**EXERCISE BRIEF:**
The lines needed are those below that contain the word "this"; copy each one.

Text content records for pages
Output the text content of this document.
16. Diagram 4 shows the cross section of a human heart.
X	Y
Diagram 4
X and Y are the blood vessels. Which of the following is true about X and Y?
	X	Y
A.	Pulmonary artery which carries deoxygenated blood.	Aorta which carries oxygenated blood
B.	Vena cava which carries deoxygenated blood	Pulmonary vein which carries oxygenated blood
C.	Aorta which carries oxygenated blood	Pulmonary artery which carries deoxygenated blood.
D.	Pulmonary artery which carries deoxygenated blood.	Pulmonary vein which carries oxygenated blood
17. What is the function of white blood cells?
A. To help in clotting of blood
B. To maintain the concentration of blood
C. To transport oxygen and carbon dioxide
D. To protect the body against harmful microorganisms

--

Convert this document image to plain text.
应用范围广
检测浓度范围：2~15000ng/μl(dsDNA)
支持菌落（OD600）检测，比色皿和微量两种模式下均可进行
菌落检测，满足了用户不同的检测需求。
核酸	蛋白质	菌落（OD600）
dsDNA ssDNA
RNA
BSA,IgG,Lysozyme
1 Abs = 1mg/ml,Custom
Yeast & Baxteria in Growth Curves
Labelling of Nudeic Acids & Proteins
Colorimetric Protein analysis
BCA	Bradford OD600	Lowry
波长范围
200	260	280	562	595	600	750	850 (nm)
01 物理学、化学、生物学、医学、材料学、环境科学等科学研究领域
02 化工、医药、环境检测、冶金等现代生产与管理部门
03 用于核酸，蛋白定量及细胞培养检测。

**ANSWER BOX:**
Output the text content of this document.
Convert this document image to plain text.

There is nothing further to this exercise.